Required work: From the entries provided below, copy each line that contains the word "https".

═════ Provided records ═════

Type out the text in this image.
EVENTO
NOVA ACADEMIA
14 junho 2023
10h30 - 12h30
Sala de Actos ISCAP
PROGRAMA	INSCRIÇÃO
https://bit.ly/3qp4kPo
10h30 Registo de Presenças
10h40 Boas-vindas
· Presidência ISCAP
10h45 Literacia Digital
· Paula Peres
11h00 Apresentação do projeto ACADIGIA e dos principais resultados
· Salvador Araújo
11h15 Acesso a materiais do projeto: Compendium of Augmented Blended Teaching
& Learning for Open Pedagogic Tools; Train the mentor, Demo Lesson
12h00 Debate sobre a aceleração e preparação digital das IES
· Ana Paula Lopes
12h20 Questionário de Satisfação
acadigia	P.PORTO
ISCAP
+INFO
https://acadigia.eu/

═════

Exercise result:
https://bit.ly/3qp4kPo
https://acadigia.eu/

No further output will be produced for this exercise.